'''

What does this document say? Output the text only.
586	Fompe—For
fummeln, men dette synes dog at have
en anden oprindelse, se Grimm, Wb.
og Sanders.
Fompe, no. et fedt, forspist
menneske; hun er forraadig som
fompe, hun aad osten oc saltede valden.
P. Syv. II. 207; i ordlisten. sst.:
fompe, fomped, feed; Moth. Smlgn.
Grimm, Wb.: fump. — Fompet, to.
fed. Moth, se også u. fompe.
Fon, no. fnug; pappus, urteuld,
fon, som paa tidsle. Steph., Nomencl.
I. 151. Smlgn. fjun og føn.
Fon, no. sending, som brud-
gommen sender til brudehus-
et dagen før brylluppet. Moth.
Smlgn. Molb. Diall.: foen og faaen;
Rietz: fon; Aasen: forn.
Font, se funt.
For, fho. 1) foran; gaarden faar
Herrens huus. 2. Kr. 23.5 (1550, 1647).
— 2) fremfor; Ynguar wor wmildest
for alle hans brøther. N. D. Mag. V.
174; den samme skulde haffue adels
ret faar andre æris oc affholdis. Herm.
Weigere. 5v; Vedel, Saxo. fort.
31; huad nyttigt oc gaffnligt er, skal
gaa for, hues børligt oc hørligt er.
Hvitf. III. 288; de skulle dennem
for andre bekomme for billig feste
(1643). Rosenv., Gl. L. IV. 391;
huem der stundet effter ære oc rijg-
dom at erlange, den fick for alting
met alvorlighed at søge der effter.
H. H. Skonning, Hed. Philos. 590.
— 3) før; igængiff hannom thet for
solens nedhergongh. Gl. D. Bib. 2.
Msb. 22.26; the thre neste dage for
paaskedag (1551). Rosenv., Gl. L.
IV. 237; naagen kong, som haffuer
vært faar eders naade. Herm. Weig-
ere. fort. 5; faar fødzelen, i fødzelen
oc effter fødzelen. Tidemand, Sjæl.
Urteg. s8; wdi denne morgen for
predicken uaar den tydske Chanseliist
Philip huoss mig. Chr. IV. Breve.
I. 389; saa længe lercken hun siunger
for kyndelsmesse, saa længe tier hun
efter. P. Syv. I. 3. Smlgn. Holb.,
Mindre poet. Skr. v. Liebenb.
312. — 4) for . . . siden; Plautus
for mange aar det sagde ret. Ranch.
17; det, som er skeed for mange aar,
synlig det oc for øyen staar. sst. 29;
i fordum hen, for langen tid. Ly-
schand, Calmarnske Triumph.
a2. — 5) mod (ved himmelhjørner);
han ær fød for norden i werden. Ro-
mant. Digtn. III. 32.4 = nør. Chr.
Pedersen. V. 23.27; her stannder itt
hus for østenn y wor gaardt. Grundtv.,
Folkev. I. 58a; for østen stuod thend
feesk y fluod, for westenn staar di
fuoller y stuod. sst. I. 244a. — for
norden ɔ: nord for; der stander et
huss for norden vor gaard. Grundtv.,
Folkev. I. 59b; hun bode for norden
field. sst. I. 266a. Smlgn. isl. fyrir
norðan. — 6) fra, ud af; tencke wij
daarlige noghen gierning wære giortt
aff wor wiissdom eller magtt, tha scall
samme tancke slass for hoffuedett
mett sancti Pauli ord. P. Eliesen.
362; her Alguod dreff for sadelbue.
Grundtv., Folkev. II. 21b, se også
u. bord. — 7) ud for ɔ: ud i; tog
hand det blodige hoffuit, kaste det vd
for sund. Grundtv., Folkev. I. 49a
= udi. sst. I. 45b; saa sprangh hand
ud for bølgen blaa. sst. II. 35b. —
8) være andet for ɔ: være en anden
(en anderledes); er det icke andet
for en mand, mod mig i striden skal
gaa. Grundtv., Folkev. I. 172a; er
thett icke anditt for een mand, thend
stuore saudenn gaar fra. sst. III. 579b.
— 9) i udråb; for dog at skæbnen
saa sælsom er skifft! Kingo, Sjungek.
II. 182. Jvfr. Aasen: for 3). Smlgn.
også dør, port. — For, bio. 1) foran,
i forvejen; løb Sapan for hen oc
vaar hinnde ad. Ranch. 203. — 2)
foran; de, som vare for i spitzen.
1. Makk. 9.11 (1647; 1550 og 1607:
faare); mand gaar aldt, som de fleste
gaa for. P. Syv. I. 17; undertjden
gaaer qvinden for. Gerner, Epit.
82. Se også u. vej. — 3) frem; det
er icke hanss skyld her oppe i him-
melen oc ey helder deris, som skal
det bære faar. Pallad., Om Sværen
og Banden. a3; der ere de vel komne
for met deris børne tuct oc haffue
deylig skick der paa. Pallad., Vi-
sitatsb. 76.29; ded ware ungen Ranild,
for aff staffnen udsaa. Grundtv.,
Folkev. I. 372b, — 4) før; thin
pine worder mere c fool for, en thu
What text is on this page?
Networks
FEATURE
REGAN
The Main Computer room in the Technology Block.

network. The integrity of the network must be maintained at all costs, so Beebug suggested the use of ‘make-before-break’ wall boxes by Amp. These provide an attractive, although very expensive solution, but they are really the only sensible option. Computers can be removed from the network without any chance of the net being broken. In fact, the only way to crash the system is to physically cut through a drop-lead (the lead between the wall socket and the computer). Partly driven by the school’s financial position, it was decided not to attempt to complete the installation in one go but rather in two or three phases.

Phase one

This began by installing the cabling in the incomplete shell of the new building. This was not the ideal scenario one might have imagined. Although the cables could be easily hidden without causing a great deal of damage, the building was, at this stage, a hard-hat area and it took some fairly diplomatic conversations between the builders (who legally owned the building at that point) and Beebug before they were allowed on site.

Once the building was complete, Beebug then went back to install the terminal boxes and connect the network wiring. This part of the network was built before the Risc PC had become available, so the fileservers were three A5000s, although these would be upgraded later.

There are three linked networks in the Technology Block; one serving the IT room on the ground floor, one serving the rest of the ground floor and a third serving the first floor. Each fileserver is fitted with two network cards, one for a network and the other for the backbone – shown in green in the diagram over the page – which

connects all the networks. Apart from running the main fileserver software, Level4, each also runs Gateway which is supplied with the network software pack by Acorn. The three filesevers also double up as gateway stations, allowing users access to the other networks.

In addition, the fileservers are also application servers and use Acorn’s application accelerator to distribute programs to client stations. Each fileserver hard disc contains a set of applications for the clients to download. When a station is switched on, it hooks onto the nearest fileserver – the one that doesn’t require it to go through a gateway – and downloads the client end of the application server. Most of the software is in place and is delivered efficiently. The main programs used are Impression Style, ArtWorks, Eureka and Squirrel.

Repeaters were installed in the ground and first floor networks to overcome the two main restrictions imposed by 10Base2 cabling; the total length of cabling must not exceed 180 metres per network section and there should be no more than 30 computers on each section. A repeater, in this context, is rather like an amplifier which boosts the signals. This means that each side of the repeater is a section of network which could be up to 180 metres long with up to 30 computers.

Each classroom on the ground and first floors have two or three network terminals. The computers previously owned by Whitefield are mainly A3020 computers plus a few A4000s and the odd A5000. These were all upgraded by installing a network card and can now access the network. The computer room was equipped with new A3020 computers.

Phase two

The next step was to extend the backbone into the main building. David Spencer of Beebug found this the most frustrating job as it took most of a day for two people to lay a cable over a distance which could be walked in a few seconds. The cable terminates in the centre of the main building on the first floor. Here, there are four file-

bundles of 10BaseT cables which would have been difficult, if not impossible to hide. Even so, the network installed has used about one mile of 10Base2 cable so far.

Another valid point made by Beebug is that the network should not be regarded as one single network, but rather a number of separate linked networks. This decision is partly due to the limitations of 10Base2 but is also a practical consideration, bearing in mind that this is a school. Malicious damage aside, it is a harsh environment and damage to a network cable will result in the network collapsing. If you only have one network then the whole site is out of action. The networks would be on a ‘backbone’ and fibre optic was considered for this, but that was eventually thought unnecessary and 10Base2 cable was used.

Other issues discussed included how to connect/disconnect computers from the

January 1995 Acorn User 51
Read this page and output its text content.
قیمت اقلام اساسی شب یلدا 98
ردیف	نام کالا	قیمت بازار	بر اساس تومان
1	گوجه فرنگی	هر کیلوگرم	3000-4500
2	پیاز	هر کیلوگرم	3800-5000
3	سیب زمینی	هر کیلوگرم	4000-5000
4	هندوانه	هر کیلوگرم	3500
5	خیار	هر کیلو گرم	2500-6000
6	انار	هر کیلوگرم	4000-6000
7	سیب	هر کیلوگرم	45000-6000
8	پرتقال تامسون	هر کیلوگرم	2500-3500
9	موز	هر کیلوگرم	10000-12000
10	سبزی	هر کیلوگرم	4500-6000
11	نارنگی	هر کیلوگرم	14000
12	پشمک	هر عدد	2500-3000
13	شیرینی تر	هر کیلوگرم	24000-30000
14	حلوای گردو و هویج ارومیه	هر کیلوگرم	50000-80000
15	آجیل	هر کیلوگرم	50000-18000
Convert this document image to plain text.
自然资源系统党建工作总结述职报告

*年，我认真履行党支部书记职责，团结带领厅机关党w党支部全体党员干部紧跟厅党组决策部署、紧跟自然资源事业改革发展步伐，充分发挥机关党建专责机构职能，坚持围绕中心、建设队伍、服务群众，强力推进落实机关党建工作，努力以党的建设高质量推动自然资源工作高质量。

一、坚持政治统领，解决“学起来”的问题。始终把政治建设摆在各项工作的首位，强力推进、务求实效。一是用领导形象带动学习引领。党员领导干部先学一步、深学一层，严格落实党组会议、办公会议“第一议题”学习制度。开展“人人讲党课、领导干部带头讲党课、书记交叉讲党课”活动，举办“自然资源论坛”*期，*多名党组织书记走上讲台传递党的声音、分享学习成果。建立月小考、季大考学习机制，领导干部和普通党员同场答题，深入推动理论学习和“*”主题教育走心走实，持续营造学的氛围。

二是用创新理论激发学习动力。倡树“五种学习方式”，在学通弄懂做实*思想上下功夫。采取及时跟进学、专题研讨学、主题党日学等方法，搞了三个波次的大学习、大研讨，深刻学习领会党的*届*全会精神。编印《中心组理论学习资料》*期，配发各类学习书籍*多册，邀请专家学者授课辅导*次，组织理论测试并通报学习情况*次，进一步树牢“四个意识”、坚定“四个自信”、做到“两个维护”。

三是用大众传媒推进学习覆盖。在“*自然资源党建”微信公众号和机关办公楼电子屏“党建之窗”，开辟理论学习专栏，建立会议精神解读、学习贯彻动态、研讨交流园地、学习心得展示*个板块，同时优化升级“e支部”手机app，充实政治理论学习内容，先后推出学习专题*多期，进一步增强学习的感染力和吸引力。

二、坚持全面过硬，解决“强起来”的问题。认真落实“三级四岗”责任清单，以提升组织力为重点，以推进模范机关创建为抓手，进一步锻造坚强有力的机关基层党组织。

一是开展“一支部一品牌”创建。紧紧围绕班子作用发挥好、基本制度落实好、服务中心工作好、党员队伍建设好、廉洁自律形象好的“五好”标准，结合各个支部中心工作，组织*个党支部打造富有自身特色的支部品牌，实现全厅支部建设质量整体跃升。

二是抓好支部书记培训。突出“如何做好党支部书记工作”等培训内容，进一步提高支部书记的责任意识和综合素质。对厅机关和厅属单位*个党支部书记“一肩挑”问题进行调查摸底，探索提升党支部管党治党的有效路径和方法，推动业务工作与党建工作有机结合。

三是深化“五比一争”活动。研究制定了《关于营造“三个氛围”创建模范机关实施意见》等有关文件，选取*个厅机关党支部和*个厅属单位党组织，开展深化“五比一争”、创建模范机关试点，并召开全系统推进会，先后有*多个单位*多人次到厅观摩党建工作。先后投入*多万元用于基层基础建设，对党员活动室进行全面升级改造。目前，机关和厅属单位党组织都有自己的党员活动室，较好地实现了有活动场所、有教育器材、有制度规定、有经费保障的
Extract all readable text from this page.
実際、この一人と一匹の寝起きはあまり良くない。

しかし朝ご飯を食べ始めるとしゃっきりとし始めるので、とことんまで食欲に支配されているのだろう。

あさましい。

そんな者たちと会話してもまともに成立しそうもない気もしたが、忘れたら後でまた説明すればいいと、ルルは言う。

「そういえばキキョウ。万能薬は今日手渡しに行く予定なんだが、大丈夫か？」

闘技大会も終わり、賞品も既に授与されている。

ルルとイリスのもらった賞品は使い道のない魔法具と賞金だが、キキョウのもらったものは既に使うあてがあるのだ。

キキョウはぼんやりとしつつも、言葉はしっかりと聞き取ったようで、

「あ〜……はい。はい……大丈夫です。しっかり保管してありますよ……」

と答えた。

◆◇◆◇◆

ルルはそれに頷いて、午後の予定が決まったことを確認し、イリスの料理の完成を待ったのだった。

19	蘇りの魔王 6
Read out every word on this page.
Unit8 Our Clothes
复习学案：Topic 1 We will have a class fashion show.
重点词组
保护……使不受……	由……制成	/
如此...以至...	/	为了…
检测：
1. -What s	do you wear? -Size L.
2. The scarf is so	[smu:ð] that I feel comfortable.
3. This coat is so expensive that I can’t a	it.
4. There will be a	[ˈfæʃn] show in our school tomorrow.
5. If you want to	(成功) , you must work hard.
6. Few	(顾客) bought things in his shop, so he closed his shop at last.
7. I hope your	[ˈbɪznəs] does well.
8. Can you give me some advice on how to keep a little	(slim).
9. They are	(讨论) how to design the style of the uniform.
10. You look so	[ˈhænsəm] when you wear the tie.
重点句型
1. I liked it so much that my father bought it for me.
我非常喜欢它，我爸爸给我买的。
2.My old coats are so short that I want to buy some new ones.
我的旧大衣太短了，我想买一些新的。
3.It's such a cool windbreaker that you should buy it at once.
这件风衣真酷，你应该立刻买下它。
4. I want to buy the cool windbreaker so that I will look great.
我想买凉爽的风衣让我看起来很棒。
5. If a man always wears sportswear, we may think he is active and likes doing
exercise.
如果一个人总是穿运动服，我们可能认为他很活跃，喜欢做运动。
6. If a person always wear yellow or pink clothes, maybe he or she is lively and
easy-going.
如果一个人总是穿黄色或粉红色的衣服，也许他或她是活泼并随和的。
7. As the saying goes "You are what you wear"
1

'''

§ **GIVEN INSTRUCTION**
Gather each line of the listing containing the word "skal" and show it.

§ **TASK RESULT**
31; huad nyttigt oc gaffnligt er, skal
for en mand, mod mig i striden skal
melen oc ey helder deris, som skal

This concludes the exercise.